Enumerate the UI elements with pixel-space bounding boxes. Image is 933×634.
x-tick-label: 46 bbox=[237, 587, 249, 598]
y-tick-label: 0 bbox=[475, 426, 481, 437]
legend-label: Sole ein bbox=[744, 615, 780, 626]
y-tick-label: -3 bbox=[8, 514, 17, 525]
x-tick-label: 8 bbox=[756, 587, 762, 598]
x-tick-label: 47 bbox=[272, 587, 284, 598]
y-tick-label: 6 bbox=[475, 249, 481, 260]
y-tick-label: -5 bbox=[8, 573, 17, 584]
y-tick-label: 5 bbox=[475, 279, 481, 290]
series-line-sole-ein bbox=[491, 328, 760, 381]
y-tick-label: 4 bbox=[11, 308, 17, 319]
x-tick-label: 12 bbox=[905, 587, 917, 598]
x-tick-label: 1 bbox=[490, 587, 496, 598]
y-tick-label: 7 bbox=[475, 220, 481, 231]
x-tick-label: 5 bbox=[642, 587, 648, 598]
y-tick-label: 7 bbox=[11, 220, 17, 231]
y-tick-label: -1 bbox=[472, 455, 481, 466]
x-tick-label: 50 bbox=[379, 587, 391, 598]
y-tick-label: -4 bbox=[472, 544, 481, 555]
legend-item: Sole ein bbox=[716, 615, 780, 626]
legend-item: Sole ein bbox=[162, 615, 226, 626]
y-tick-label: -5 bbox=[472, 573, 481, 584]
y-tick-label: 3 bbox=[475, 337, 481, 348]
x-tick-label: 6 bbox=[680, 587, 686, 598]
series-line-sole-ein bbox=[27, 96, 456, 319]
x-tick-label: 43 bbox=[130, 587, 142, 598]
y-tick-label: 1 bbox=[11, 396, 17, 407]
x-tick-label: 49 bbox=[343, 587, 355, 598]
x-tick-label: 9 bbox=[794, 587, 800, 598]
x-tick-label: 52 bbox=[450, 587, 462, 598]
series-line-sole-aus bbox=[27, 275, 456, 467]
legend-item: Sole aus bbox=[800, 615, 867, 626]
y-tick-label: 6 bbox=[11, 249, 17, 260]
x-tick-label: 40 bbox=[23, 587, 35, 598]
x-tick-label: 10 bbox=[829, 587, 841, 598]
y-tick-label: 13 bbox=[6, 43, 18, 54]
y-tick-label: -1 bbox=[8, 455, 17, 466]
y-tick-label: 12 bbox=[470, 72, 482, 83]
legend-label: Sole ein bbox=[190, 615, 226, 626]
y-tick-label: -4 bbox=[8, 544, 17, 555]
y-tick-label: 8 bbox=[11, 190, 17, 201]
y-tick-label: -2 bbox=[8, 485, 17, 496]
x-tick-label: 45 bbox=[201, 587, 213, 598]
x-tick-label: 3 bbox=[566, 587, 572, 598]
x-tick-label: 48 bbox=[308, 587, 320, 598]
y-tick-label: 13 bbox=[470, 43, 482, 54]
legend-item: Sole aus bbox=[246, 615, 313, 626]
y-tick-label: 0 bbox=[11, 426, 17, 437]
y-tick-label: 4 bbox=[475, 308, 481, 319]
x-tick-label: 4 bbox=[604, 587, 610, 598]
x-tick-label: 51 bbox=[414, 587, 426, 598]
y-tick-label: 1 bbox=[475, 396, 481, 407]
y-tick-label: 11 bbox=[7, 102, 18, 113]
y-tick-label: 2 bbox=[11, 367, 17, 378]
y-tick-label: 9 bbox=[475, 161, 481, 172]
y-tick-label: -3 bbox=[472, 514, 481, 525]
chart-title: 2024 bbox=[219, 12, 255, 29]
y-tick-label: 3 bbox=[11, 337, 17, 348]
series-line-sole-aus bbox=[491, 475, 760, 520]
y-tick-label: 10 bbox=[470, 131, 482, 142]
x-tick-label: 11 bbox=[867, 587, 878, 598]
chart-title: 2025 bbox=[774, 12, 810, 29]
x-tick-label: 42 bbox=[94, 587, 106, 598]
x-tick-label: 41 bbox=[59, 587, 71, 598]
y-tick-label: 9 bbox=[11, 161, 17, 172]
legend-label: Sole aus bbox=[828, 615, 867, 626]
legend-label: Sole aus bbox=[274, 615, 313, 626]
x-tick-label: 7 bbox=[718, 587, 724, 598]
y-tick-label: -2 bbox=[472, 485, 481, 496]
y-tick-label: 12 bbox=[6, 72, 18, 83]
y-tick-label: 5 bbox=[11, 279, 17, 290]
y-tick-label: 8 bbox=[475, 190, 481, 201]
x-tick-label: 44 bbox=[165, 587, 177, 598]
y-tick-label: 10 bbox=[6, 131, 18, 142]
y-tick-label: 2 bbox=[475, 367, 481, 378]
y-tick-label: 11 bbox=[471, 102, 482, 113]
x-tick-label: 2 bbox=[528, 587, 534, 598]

*WHAT THE EXERCISE ASKS*. Please render every line of the entries above as a Markdown table with two columns, No. for the row number and Line for the line, leaving out blank lines.

*EXPECTED ANSWER*.
| No. | Line |
|---|---|
| 1 | Enumerate the UI elements with pixel-space bounding boxes. Image is 933×634. |
| 2 | x-tick-label: 46 bbox=[237, 587, 249, 598] |
| 3 | y-tick-label: 0 bbox=[475, 426, 481, 437] |
| 4 | legend-label: Sole ein bbox=[744, 615, 780, 626] |
| 5 | y-tick-label: -3 bbox=[8, 514, 17, 525] |
| 6 | x-tick-label: 8 bbox=[756, 587, 762, 598] |
| 7 | x-tick-label: 47 bbox=[272, 587, 284, 598] |
| 8 | y-tick-label: 6 bbox=[475, 249, 481, 260] |
| 9 | y-tick-label: -5 bbox=[8, 573, 17, 584] |
| 10 | y-tick-label: 5 bbox=[475, 279, 481, 290] |
| 11 | series-line-sole-ein bbox=[491, 328, 760, 381] |
| 12 | y-tick-label: 4 bbox=[11, 308, 17, 319] |
| 13 | x-tick-label: 12 bbox=[905, 587, 917, 598] |
| 14 | x-tick-label: 1 bbox=[490, 587, 496, 598] |
| 15 | y-tick-label: 7 bbox=[475, 220, 481, 231] |
| 16 | x-tick-label: 5 bbox=[642, 587, 648, 598] |
| 17 | y-tick-label: 7 bbox=[11, 220, 17, 231] |
| 18 | y-tick-label: -1 bbox=[472, 455, 481, 466] |
| 19 | x-tick-label: 50 bbox=[379, 587, 391, 598] |
| 20 | y-tick-label: -4 bbox=[472, 544, 481, 555] |
| 21 | legend-item: Sole ein bbox=[716, 615, 780, 626] |
| 22 | legend-item: Sole ein bbox=[162, 615, 226, 626] |
| 23 | y-tick-label: -5 bbox=[472, 573, 481, 584] |
| 24 | y-tick-label: 3 bbox=[475, 337, 481, 348] |
| 25 | x-tick-label: 6 bbox=[680, 587, 686, 598] |
| 26 | series-line-sole-ein bbox=[27, 96, 456, 319] |
| 27 | x-tick-label: 43 bbox=[130, 587, 142, 598] |
| 28 | y-tick-label: 1 bbox=[11, 396, 17, 407] |
| 29 | x-tick-label: 49 bbox=[343, 587, 355, 598] |
| 30 | x-tick-label: 9 bbox=[794, 587, 800, 598] |
| 31 | x-tick-label: 52 bbox=[450, 587, 462, 598] |
| 32 | series-line-sole-aus bbox=[27, 275, 456, 467] |
| 33 | legend-item: Sole aus bbox=[800, 615, 867, 626] |
| 34 | y-tick-label: 6 bbox=[11, 249, 17, 260] |
| 35 | x-tick-label: 40 bbox=[23, 587, 35, 598] |
| 36 | x-tick-label: 10 bbox=[829, 587, 841, 598] |
| 37 | y-tick-label: 13 bbox=[6, 43, 18, 54] |
| 38 | y-tick-label: -1 bbox=[8, 455, 17, 466] |
| 39 | y-tick-label: 12 bbox=[470, 72, 482, 83] |
| 40 | legend-label: Sole ein bbox=[190, 615, 226, 626] |
| 41 | y-tick-label: -4 bbox=[8, 544, 17, 555] |
| 42 | y-tick-label: 8 bbox=[11, 190, 17, 201] |
| 43 | y-tick-label: -2 bbox=[8, 485, 17, 496] |
| 44 | x-tick-label: 45 bbox=[201, 587, 213, 598] |
| 45 | x-tick-label: 3 bbox=[566, 587, 572, 598] |
| 46 | x-tick-label: 48 bbox=[308, 587, 320, 598] |
| 47 | y-tick-label: 13 bbox=[470, 43, 482, 54] |
| 48 | legend-item: Sole aus bbox=[246, 615, 313, 626] |
| 49 | y-tick-label: 0 bbox=[11, 426, 17, 437] |
| 50 | y-tick-label: 4 bbox=[475, 308, 481, 319] |
| 51 | x-tick-label: 4 bbox=[604, 587, 610, 598] |
| 52 | x-tick-label: 51 bbox=[414, 587, 426, 598] |
| 53 | y-tick-label: 1 bbox=[475, 396, 481, 407] |
| 54 | y-tick-label: 11 bbox=[7, 102, 18, 113] |
| 55 | y-tick-label: 2 bbox=[11, 367, 17, 378] |
| 56 | y-tick-label: 9 bbox=[475, 161, 481, 172] |
| 57 | y-tick-label: -3 bbox=[472, 514, 481, 525] |
| 58 | chart-title: 2024 bbox=[219, 12, 255, 29] |
| 59 | y-tick-label: 3 bbox=[11, 337, 17, 348] |
| 60 | series-line-sole-aus bbox=[491, 475, 760, 520] |
| 61 | y-tick-label: 10 bbox=[470, 131, 482, 142] |
| 62 | x-tick-label: 11 bbox=[867, 587, 878, 598] |
| 63 | chart-title: 2025 bbox=[774, 12, 810, 29] |
| 64 | x-tick-label: 42 bbox=[94, 587, 106, 598] |
| 65 | x-tick-label: 41 bbox=[59, 587, 71, 598] |
| 66 | y-tick-label: 9 bbox=[11, 161, 17, 172] |
| 67 | legend-label: Sole aus bbox=[828, 615, 867, 626] |
| 68 | legend-label: Sole aus bbox=[274, 615, 313, 626] |
| 69 | x-tick-label: 7 bbox=[718, 587, 724, 598] |
| 70 | y-tick-label: -2 bbox=[472, 485, 481, 496] |
| 71 | y-tick-label: 12 bbox=[6, 72, 18, 83] |
| 72 | y-tick-label: 5 bbox=[11, 279, 17, 290] |
| 73 | y-tick-label: 8 bbox=[475, 190, 481, 201] |
| 74 | x-tick-label: 44 bbox=[165, 587, 177, 598] |
| 75 | y-tick-label: 10 bbox=[6, 131, 18, 142] |
| 76 | y-tick-label: 2 bbox=[475, 367, 481, 378] |
| 77 | y-tick-label: 11 bbox=[471, 102, 482, 113] |
| 78 | x-tick-label: 2 bbox=[528, 587, 534, 598] |